(Stored data)
━━━━━━━━

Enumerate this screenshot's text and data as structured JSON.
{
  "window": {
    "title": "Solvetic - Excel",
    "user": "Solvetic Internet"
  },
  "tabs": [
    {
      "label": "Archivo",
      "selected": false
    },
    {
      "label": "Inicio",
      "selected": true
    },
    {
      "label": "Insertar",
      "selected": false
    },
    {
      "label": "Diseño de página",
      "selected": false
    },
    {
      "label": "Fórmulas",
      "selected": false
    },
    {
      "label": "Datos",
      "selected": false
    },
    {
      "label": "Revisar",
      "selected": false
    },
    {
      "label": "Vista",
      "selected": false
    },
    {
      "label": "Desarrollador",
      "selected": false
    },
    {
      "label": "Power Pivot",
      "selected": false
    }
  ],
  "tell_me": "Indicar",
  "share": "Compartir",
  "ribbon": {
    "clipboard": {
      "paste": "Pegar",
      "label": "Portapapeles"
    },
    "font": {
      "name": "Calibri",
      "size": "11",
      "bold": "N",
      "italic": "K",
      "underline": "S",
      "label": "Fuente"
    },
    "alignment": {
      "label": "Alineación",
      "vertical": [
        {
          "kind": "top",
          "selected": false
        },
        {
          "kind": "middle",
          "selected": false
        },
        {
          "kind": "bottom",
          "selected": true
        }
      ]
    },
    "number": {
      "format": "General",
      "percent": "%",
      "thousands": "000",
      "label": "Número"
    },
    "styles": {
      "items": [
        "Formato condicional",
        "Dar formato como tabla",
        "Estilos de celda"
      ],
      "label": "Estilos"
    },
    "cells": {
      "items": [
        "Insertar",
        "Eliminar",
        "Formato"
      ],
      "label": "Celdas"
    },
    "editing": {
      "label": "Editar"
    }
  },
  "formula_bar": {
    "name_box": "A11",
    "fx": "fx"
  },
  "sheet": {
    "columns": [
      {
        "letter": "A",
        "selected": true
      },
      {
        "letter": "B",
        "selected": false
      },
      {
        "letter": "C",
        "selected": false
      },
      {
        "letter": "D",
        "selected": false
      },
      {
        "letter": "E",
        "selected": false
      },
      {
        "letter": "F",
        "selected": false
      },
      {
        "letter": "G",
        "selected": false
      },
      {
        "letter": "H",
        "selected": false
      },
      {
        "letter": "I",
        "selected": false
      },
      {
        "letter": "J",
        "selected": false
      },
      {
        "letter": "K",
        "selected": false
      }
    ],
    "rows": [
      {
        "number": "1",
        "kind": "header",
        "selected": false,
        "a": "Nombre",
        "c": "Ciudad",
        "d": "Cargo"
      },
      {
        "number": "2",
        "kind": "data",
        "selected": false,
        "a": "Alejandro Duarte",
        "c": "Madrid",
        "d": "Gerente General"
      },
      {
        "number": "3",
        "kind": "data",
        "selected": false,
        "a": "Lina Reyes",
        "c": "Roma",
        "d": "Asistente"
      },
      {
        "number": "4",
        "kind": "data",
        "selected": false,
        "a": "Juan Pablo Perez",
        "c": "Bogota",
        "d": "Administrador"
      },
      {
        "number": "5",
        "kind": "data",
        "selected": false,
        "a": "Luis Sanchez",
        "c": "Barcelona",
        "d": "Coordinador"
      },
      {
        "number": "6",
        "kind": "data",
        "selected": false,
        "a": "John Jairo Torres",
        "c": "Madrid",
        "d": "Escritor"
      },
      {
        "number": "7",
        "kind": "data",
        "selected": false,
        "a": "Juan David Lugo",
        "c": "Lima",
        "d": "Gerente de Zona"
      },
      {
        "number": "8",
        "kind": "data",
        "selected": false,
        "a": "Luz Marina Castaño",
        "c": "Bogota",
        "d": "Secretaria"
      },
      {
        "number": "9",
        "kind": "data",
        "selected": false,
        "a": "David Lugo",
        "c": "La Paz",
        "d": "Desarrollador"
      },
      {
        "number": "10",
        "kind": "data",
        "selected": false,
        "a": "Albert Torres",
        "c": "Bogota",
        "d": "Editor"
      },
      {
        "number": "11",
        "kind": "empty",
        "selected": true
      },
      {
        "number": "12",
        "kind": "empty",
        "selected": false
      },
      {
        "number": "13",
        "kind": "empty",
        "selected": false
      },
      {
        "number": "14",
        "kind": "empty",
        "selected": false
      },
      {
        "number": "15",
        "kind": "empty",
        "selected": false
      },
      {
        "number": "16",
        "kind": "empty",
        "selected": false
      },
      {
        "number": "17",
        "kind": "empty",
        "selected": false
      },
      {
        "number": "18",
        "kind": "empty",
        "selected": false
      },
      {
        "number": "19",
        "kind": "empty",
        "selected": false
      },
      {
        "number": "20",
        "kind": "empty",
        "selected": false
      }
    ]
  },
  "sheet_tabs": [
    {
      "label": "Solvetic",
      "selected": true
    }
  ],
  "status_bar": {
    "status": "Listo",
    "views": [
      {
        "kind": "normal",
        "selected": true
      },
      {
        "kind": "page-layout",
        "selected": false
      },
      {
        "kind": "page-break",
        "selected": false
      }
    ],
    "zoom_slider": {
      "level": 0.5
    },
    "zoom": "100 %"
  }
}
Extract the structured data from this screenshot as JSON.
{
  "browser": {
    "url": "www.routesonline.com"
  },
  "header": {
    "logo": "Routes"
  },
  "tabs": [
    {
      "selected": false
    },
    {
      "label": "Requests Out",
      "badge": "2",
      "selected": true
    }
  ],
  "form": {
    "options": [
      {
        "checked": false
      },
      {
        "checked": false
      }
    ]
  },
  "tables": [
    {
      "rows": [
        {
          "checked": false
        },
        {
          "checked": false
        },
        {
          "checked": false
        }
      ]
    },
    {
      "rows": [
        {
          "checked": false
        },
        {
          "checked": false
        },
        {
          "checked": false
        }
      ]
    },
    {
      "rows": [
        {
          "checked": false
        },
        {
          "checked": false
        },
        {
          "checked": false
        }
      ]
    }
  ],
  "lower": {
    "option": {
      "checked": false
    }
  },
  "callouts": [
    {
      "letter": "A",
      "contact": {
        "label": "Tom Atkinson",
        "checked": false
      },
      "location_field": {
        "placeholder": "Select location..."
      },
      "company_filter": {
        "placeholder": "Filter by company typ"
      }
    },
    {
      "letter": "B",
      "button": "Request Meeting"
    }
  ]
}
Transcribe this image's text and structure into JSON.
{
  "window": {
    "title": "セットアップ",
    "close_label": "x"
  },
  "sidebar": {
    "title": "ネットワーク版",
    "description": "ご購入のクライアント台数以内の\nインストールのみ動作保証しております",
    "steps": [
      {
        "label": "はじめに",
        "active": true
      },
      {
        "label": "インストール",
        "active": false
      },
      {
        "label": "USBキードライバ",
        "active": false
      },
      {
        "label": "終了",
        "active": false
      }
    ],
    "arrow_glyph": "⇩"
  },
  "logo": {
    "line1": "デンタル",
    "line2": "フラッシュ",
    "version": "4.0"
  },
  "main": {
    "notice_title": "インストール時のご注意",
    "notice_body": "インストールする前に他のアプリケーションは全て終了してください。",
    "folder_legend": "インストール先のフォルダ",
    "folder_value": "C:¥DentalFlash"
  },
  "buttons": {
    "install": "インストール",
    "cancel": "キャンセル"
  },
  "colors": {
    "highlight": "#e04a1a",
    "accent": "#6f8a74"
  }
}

━━━━━━━━

Extract the complete data, matching each line exactly.

▶ _Output below_
Enumerate this screenshot's text and data as structured JSON.
{
  "window": {
    "title": "Solvetic - Excel",
    "user": "Solvetic Internet"
  },
  "tabs": [
    {
      "label": "Archivo",
      "selected": false
    },
    {
      "label": "Inicio",
      "selected": true
    },
    {
      "label": "Insertar",
      "selected": false
    },
    {
      "label": "Diseño de página",
      "selected": false
    },
    {
      "label": "Fórmulas",
      "selected": false
    },
    {
      "label": "Datos",
      "selected": false
    },
    {
      "label": "Revisar",
      "selected": false
    },
    {
      "label": "Vista",
      "selected": false
    },
    {
      "label": "Desarrollador",
      "selected": false
    },
    {
      "label": "Power Pivot",
      "selected": false
    }
  ],
  "tell_me": "Indicar",
  "share": "Compartir",
  "ribbon": {
    "clipboard": {
      "paste": "Pegar",
      "label": "Portapapeles"
    },
    "font": {
      "name": "Calibri",
      "size": "11",
      "bold": "N",
      "italic": "K",
      "underline": "S",
      "label": "Fuente"
    },
    "alignment": {
      "label": "Alineación",
      "vertical": [
        {
          "kind": "top",
          "selected": false
        },
        {
          "kind": "middle",
          "selected": false
        },
        {
          "kind": "bottom",
          "selected": true
        }
      ]
    },
    "number": {
      "format": "General",
      "percent": "%",
      "thousands": "000",
      "label": "Número"
    },
    "styles": {
      "items": [
        "Formato condicional",
        "Dar formato como tabla",
        "Estilos de celda"
      ],
      "label": "Estilos"
    },
    "cells": {
      "items": [
        "Insertar",
        "Eliminar",
        "Formato"
      ],
      "label": "Celdas"
    },
    "editing": {
      "label": "Editar"
    }
  },
  "formula_bar": {
    "name_box": "A11",
    "fx": "fx"
  },
  "sheet": {
    "columns": [
      {
        "letter": "A",
        "selected": true
      },
      {
        "letter": "B",
        "selected": false
      },
      {
        "letter": "C",
        "selected": false
      },
      {
        "letter": "D",
        "selected": false
      },
      {
        "letter": "E",
        "selected": false
      },
      {
        "letter": "F",
        "selected": false
      },
      {
        "letter": "G",
        "selected": false
      },
      {
        "letter": "H",
        "selected": false
      },
      {
        "letter": "I",
        "selected": false
      },
      {
        "letter": "J",
        "selected": false
      },
      {
        "letter": "K",
        "selected": false
      }
    ],
    "rows": [
      {
        "number": "1",
        "kind": "header",
        "selected": false,
        "a": "Nombre",
        "c": "Ciudad",
        "d": "Cargo"
      },
      {
        "number": "2",
        "kind": "data",
        "selected": false,
        "a": "Alejandro Duarte",
        "c": "Madrid",
        "d": "Gerente General"
      },
      {
        "number": "3",
        "kind": "data",
        "selected": false,
        "a": "Lina Reyes",
        "c": "Roma",
        "d": "Asistente"
      },
      {
        "number": "4",
        "kind": "data",
        "selected": false,
        "a": "Juan Pablo Perez",
        "c": "Bogota",
        "d": "Administrador"
      },
      {
        "number": "5",
        "kind": "data",
        "selected": false,
        "a": "Luis Sanchez",
        "c": "Barcelona",
        "d": "Coordinador"
      },
      {
        "number": "6",
        "kind": "data",
        "selected": false,
        "a": "John Jairo Torres",
        "c": "Madrid",
        "d": "Escritor"
      },
      {
        "number": "7",
        "kind": "data",
        "selected": false,
        "a": "Juan David Lugo",
        "c": "Lima",
        "d": "Gerente de Zona"
      },
      {
        "number": "8",
        "kind": "data",
        "selected": false,
        "a": "Luz Marina Castaño",
        "c": "Bogota",
        "d": "Secretaria"
      },
      {
        "number": "9",
        "kind": "data",
        "selected": false,
        "a": "David Lugo",
        "c": "La Paz",
        "d": "Desarrollador"
      },
      {
        "number": "10",
        "kind": "data",
        "selected": false,
        "a": "Albert Torres",
        "c": "Bogota",
        "d": "Editor"
      },
      {
        "number": "11",
        "kind": "empty",
        "selected": true
      },
      {
        "number": "12",
        "kind": "empty",
        "selected": false
      },
      {
        "number": "13",
        "kind": "empty",
        "selected": false
      },
      {
        "number": "14",
        "kind": "empty",
        "selected": false
      },
      {
        "number": "15",
        "kind": "empty",
        "selected": false
      },
      {
        "number": "16",
        "kind": "empty",
        "selected": false
      },
      {
        "number": "17",
        "kind": "empty",
        "selected": false
      },
      {
        "number": "18",
        "kind": "empty",
        "selected": false
      },
      {
        "number": "19",
        "kind": "empty",
        "selected": false
      },
      {
        "number": "20",
        "kind": "empty",
        "selected": false
      }
    ]
  },
  "sheet_tabs": [
    {
      "label": "Solvetic",
      "selected": true
    }
  ],
  "status_bar": {
    "status": "Listo",
    "views": [
      {
        "kind": "normal",
        "selected": true
      },
      {
        "kind": "page-layout",
        "selected": false
      },
      {
        "kind": "page-break",
        "selected": false
      }
    ],
    "zoom_slider": {
      "level": 0.5
    },
    "zoom": "100 %"
  }
}
Extract the structured data from this screenshot as JSON.
{
  "browser": {
    "url": "www.routesonline.com"
  },
  "header": {
    "logo": "Routes"
  },
  "tabs": [
    {
      "selected": false
    },
    {
      "label": "Requests Out",
      "badge": "2",
      "selected": true
    }
  ],
  "form": {
    "options": [
      {
        "checked": false
      },
      {
        "checked": false
      }
    ]
  },
  "tables": [
    {
      "rows": [
        {
          "checked": false
        },
        {
          "checked": false
        },
        {
          "checked": false
        }
      ]
    },
    {
      "rows": [
        {
          "checked": false
        },
        {
          "checked": false
        },
        {
          "checked": false
        }
      ]
    },
    {
      "rows": [
        {
          "checked": false
        },
        {
          "checked": false
        },
        {
          "checked": false
        }
      ]
    }
  ],
  "lower": {
    "option": {
      "checked": false
    }
  },
  "callouts": [
    {
      "letter": "A",
      "contact": {
        "label": "Tom Atkinson",
        "checked": false
      },
      "location_field": {
        "placeholder": "Select location..."
      },
      "company_filter": {
        "placeholder": "Filter by company typ"
      }
    },
    {
      "letter": "B",
      "button": "Request Meeting"
    }
  ]
}
Transcribe this image's text and structure into JSON.
{
  "window": {
    "title": "セットアップ",
    "close_label": "x"
  },
  "sidebar": {
    "title": "ネットワーク版",
    "description": "ご購入のクライアント台数以内の\nインストールのみ動作保証しております",
    "steps": [
      {
        "label": "はじめに",
        "active": true
      },
      {
        "label": "インストール",
        "active": false
      },
      {
        "label": "USBキードライバ",
        "active": false
      },
      {
        "label": "終了",
        "active": false
      }
    ],
    "arrow_glyph": "⇩"
  },
  "logo": {
    "line1": "デンタル",
    "line2": "フラッシュ",
    "version": "4.0"
  },
  "main": {
    "notice_title": "インストール時のご注意",
    "notice_body": "インストールする前に他のアプリケーションは全て終了してください。",
    "folder_legend": "インストール先のフォルダ",
    "folder_value": "C:¥DentalFlash"
  },
  "buttons": {
    "install": "インストール",
    "cancel": "キャンセル"
  },
  "colors": {
    "highlight": "#e04a1a",
    "accent": "#6f8a74"
  }
}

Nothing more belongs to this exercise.